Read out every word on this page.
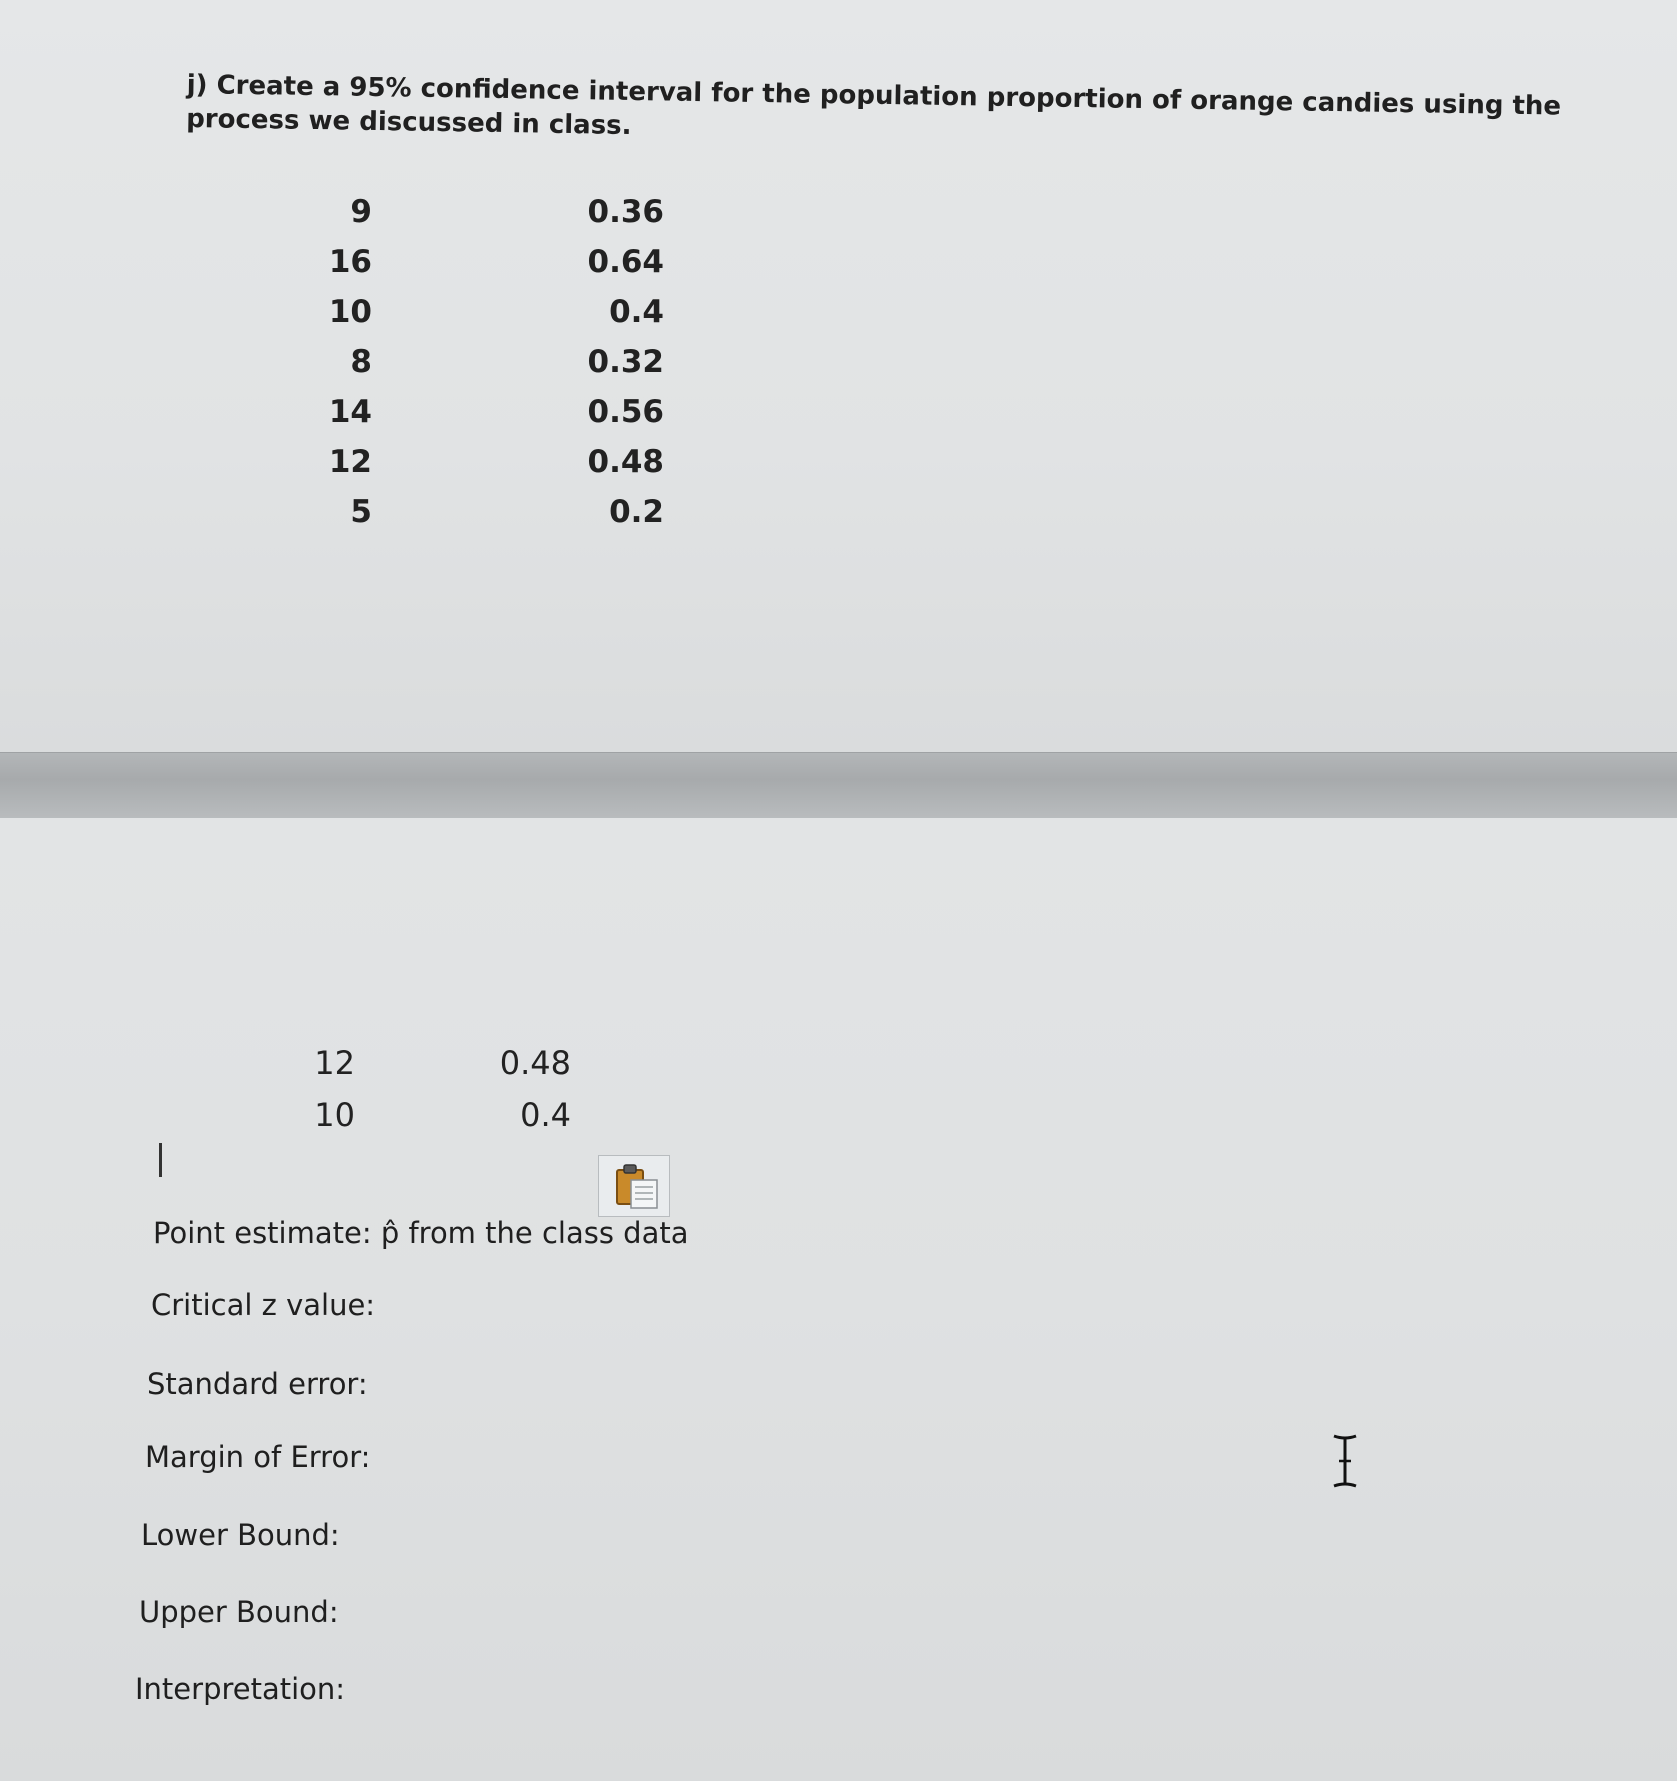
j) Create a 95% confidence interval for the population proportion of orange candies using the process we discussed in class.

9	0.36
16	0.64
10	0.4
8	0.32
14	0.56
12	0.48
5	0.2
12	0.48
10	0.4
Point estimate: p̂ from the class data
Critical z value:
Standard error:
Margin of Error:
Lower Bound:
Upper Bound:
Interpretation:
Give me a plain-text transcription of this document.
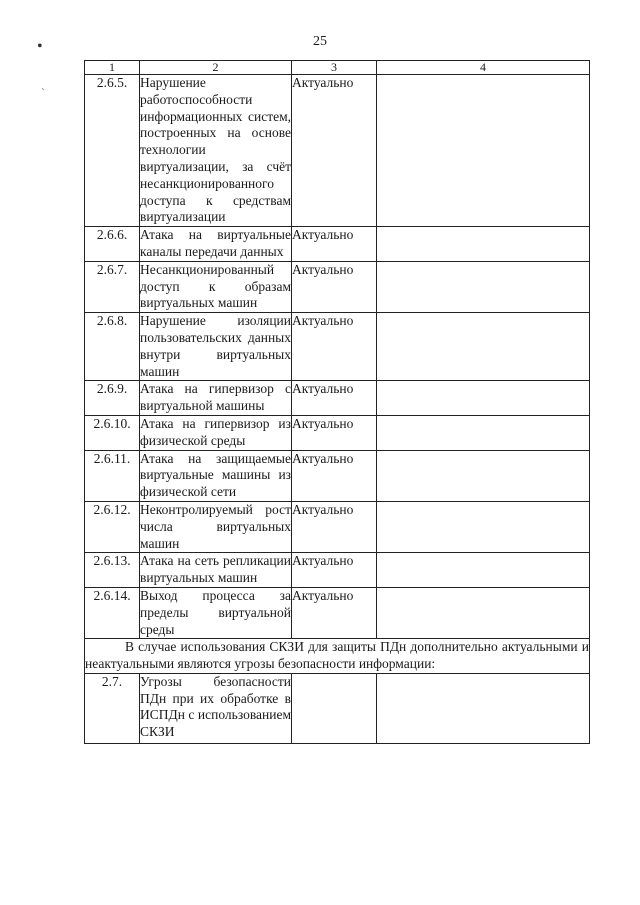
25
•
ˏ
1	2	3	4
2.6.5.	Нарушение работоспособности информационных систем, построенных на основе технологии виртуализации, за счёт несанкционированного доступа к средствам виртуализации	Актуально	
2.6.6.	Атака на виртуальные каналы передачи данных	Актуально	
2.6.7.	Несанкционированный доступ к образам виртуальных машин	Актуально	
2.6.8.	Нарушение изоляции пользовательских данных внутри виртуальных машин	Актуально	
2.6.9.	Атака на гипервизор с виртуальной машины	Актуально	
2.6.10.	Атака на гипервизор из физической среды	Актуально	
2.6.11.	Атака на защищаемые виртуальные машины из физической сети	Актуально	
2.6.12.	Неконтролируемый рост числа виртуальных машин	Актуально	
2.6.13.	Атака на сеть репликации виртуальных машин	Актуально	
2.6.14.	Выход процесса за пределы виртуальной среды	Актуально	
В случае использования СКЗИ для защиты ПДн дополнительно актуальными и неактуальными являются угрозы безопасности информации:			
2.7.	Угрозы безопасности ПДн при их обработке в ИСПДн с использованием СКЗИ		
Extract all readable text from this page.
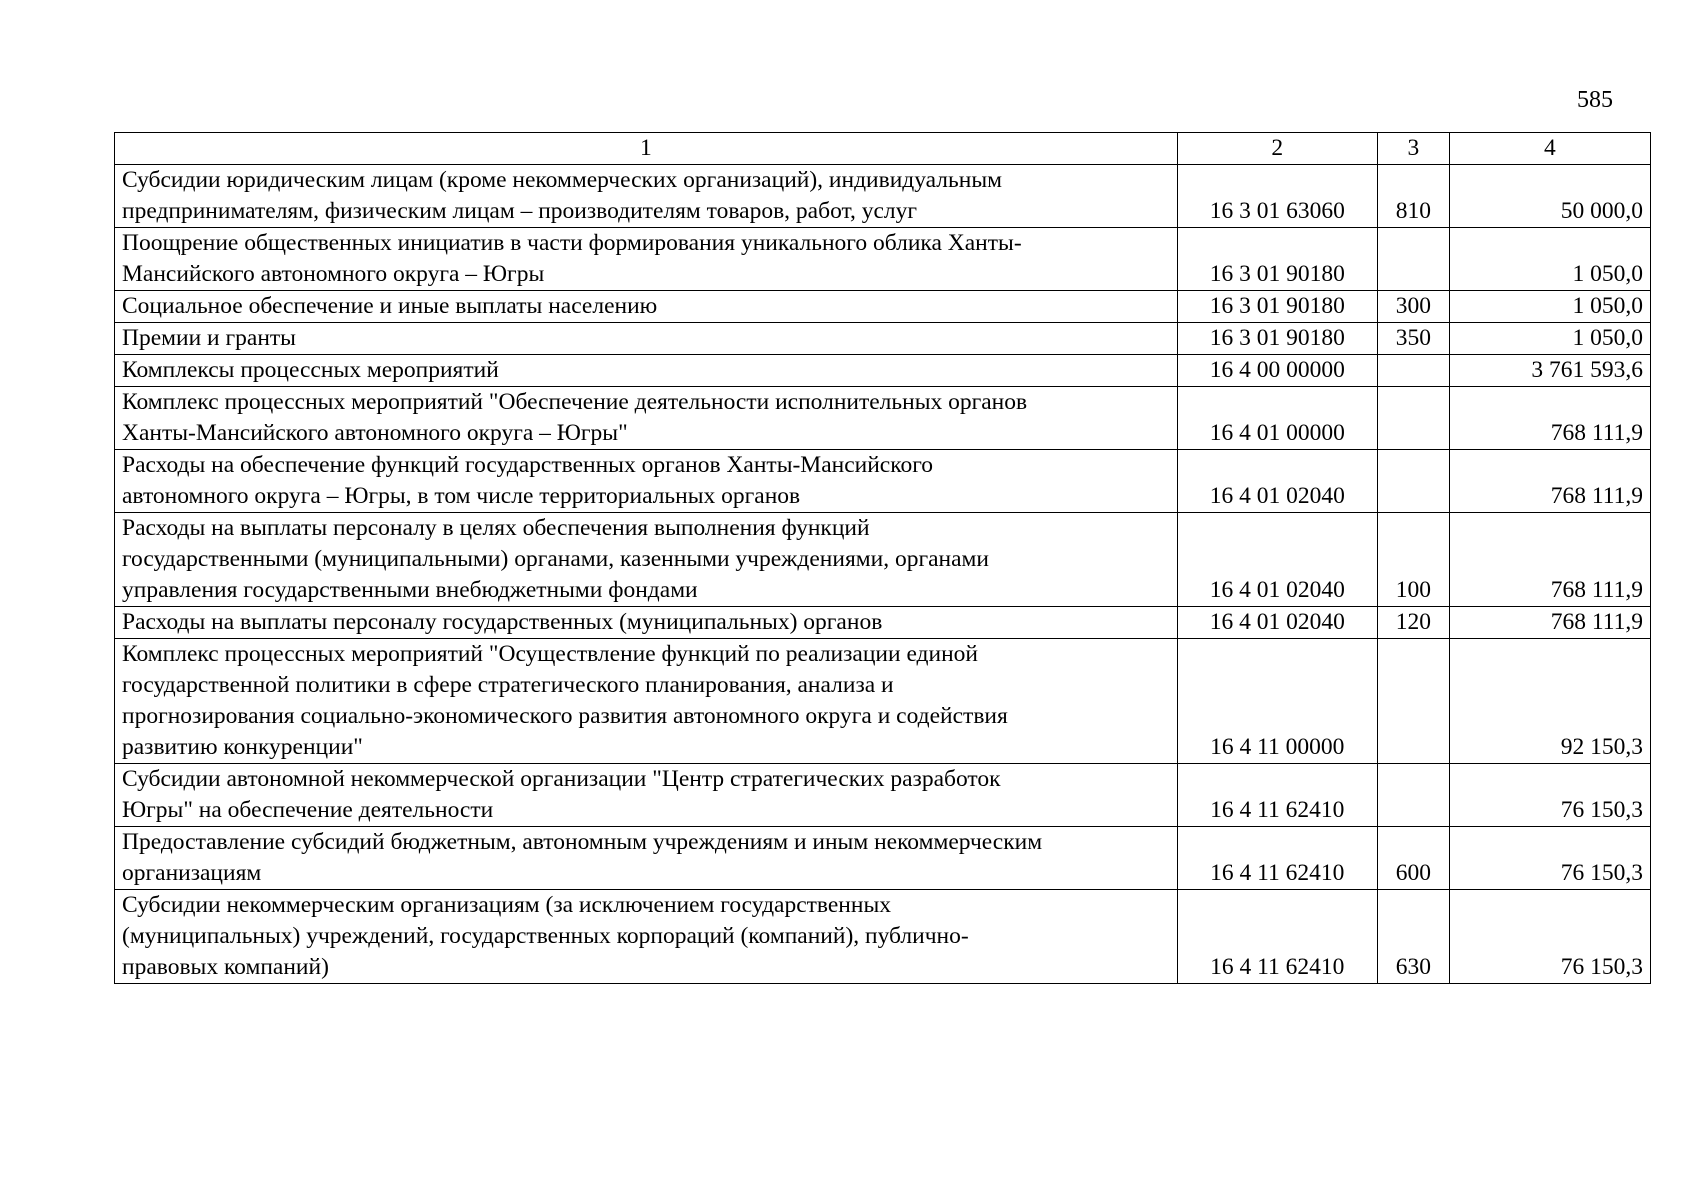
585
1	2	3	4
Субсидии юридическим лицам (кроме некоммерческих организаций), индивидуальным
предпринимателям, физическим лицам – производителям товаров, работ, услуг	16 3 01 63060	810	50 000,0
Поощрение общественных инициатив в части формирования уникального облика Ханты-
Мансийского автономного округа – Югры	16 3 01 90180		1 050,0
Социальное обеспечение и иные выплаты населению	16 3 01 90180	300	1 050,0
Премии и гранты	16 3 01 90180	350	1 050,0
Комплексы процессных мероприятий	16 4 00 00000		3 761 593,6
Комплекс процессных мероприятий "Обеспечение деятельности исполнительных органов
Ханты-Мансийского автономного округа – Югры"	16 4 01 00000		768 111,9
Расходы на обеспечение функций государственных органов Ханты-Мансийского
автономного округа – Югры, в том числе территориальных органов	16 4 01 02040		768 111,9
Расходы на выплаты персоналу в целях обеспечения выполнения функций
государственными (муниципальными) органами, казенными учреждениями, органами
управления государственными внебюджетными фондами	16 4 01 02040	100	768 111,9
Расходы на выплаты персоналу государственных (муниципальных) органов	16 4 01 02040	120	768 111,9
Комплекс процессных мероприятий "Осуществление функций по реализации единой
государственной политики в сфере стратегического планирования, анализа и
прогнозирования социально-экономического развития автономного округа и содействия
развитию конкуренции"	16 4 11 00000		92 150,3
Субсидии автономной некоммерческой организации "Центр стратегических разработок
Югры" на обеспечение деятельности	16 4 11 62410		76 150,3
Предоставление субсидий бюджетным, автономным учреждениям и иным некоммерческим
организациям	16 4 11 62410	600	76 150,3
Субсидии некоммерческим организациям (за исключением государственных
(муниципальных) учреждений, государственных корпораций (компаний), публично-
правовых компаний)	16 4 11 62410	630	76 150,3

◆ What is being asked
Your copy of the data should match it exactly, except that pictures are left out.

◆ Task answer
Read out every word on this page.
j) Create a 95% confidence interval for the population proportion of orange candies using the process we discussed in class.

9	0.36
16	0.64
10	0.4
8	0.32
14	0.56
12	0.48
5	0.2
12	0.48
10	0.4
Point estimate: p̂ from the class data
Critical z value:
Standard error:
Margin of Error:
Lower Bound:
Upper Bound:
Interpretation:
Give me a plain-text transcription of this document.
25
•
ˏ
1	2	3	4
2.6.5.	Нарушение работоспособности информационных систем, построенных на основе технологии виртуализации, за счёт несанкционированного доступа к средствам виртуализации	Актуально	
2.6.6.	Атака на виртуальные каналы передачи данных	Актуально	
2.6.7.	Несанкционированный доступ к образам виртуальных машин	Актуально	
2.6.8.	Нарушение изоляции пользовательских данных внутри виртуальных машин	Актуально	
2.6.9.	Атака на гипервизор с виртуальной машины	Актуально	
2.6.10.	Атака на гипервизор из физической среды	Актуально	
2.6.11.	Атака на защищаемые виртуальные машины из физической сети	Актуально	
2.6.12.	Неконтролируемый рост числа виртуальных машин	Актуально	
2.6.13.	Атака на сеть репликации виртуальных машин	Актуально	
2.6.14.	Выход процесса за пределы виртуальной среды	Актуально	
В случае использования СКЗИ для защиты ПДн дополнительно актуальными и неактуальными являются угрозы безопасности информации:			
2.7.	Угрозы безопасности ПДн при их обработке в ИСПДн с использованием СКЗИ		
Extract all readable text from this page.
585
1	2	3	4
Субсидии юридическим лицам (кроме некоммерческих организаций), индивидуальным
предпринимателям, физическим лицам – производителям товаров, работ, услуг	16 3 01 63060	810	50 000,0
Поощрение общественных инициатив в части формирования уникального облика Ханты-
Мансийского автономного округа – Югры	16 3 01 90180		1 050,0
Социальное обеспечение и иные выплаты населению	16 3 01 90180	300	1 050,0
Премии и гранты	16 3 01 90180	350	1 050,0
Комплексы процессных мероприятий	16 4 00 00000		3 761 593,6
Комплекс процессных мероприятий "Обеспечение деятельности исполнительных органов
Ханты-Мансийского автономного округа – Югры"	16 4 01 00000		768 111,9
Расходы на обеспечение функций государственных органов Ханты-Мансийского
автономного округа – Югры, в том числе территориальных органов	16 4 01 02040		768 111,9
Расходы на выплаты персоналу в целях обеспечения выполнения функций
государственными (муниципальными) органами, казенными учреждениями, органами
управления государственными внебюджетными фондами	16 4 01 02040	100	768 111,9
Расходы на выплаты персоналу государственных (муниципальных) органов	16 4 01 02040	120	768 111,9
Комплекс процессных мероприятий "Осуществление функций по реализации единой
государственной политики в сфере стратегического планирования, анализа и
прогнозирования социально-экономического развития автономного округа и содействия
развитию конкуренции"	16 4 11 00000		92 150,3
Субсидии автономной некоммерческой организации "Центр стратегических разработок
Югры" на обеспечение деятельности	16 4 11 62410		76 150,3
Предоставление субсидий бюджетным, автономным учреждениям и иным некоммерческим
организациям	16 4 11 62410	600	76 150,3
Субсидии некоммерческим организациям (за исключением государственных
(муниципальных) учреждений, государственных корпораций (компаний), публично-
правовых компаний)	16 4 11 62410	630	76 150,3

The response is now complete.